*Challenge*. Restate each line word for word. Leave out every picture.

[begin Material for the task]

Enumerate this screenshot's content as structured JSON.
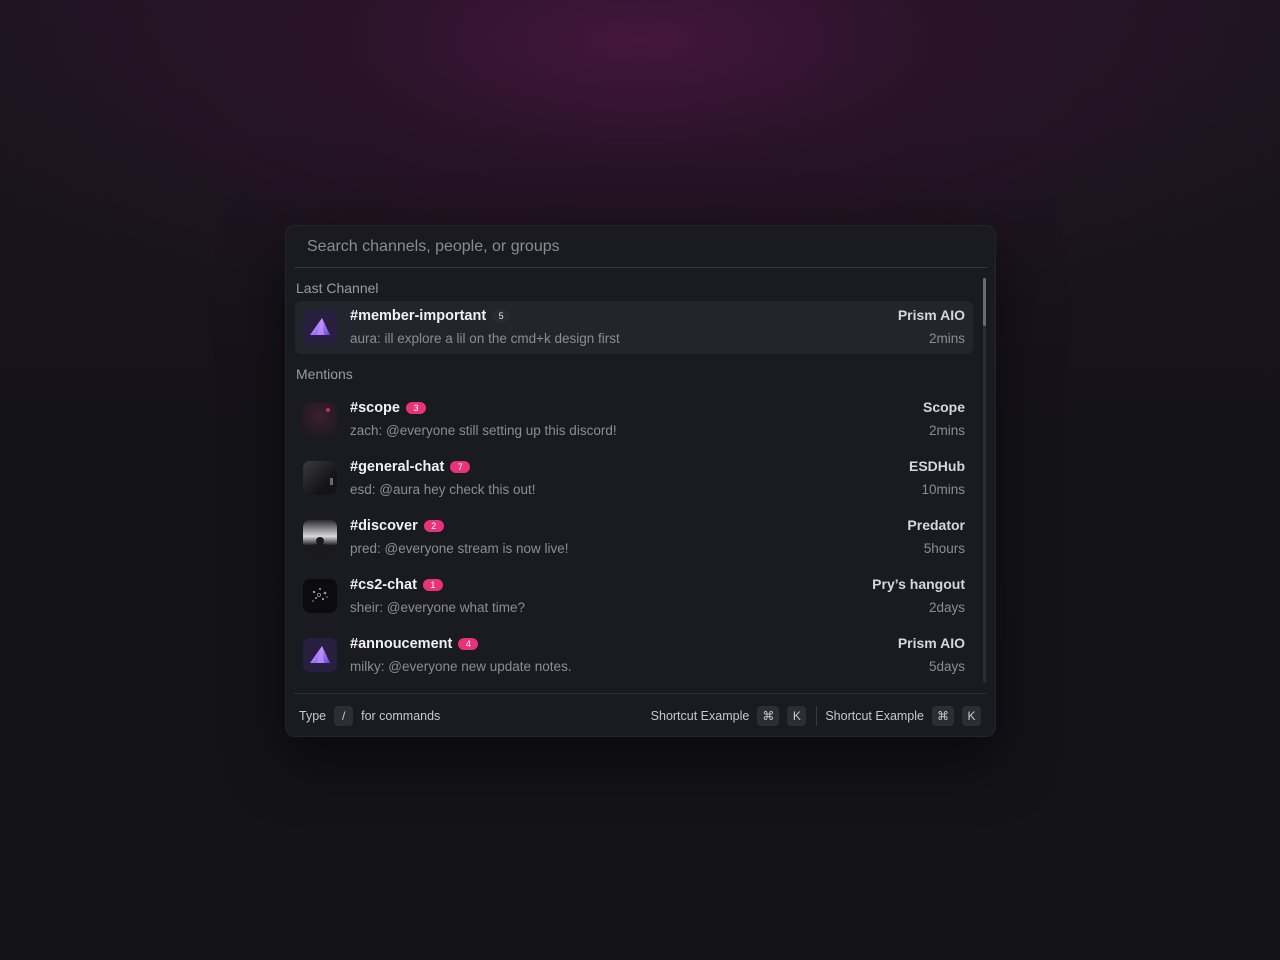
{
  "search": {
    "placeholder": "Search channels, people, or groups"
  },
  "sections": {
    "last_channel": "Last Channel",
    "mentions": "Mentions"
  },
  "last_channel": {
    "title": "#member-important",
    "badge": "5",
    "preview": "aura: ill explore a lil on the cmd+k design first",
    "server": "Prism AIO",
    "time": "2mins",
    "avatar": "prism-logo"
  },
  "mentions": [
    {
      "title": "#scope",
      "badge": "3",
      "preview": "zach: @everyone still setting up this discord!",
      "server": "Scope",
      "time": "2mins",
      "avatar": "scope-logo"
    },
    {
      "title": "#general-chat",
      "badge": "7",
      "preview": "esd: @aura hey check this out!",
      "server": "ESDHub",
      "time": "10mins",
      "avatar": "esdhub-logo"
    },
    {
      "title": "#discover",
      "badge": "2",
      "preview": "pred: @everyone stream is now live!",
      "server": "Predator",
      "time": "5hours",
      "avatar": "predator-logo"
    },
    {
      "title": "#cs2-chat",
      "badge": "1",
      "preview": "sheir: @everyone what time?",
      "server": "Pry’s hangout",
      "time": "2days",
      "avatar": "pry-logo"
    },
    {
      "title": "#annoucement",
      "badge": "4",
      "preview": "milky: @everyone new update notes.",
      "server": "Prism AIO",
      "time": "5days",
      "avatar": "prism-logo"
    }
  ],
  "footer": {
    "type_label": "Type",
    "slash_key": "/",
    "commands_label": "for commands",
    "shortcuts": [
      {
        "label": "Shortcut Example",
        "mod_key": "⌘",
        "key": "K"
      },
      {
        "label": "Shortcut Example",
        "mod_key": "⌘",
        "key": "K"
      }
    ]
  },
  "colors": {
    "accent_badge": "#e8337a",
    "panel": "#1a1b20",
    "selected_row": "#23252c"
  }
}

[end Material for the task]

*Written reply*.
Enumerate this screenshot's content as structured JSON.
{
  "search": {
    "placeholder": "Search channels, people, or groups"
  },
  "sections": {
    "last_channel": "Last Channel",
    "mentions": "Mentions"
  },
  "last_channel": {
    "title": "#member-important",
    "badge": "5",
    "preview": "aura: ill explore a lil on the cmd+k design first",
    "server": "Prism AIO",
    "time": "2mins",
    "avatar": "prism-logo"
  },
  "mentions": [
    {
      "title": "#scope",
      "badge": "3",
      "preview": "zach: @everyone still setting up this discord!",
      "server": "Scope",
      "time": "2mins",
      "avatar": "scope-logo"
    },
    {
      "title": "#general-chat",
      "badge": "7",
      "preview": "esd: @aura hey check this out!",
      "server": "ESDHub",
      "time": "10mins",
      "avatar": "esdhub-logo"
    },
    {
      "title": "#discover",
      "badge": "2",
      "preview": "pred: @everyone stream is now live!",
      "server": "Predator",
      "time": "5hours",
      "avatar": "predator-logo"
    },
    {
      "title": "#cs2-chat",
      "badge": "1",
      "preview": "sheir: @everyone what time?",
      "server": "Pry’s hangout",
      "time": "2days",
      "avatar": "pry-logo"
    },
    {
      "title": "#annoucement",
      "badge": "4",
      "preview": "milky: @everyone new update notes.",
      "server": "Prism AIO",
      "time": "5days",
      "avatar": "prism-logo"
    }
  ],
  "footer": {
    "type_label": "Type",
    "slash_key": "/",
    "commands_label": "for commands",
    "shortcuts": [
      {
        "label": "Shortcut Example",
        "mod_key": "⌘",
        "key": "K"
      },
      {
        "label": "Shortcut Example",
        "mod_key": "⌘",
        "key": "K"
      }
    ]
  },
  "colors": {
    "accent_badge": "#e8337a",
    "panel": "#1a1b20",
    "selected_row": "#23252c"
  }
}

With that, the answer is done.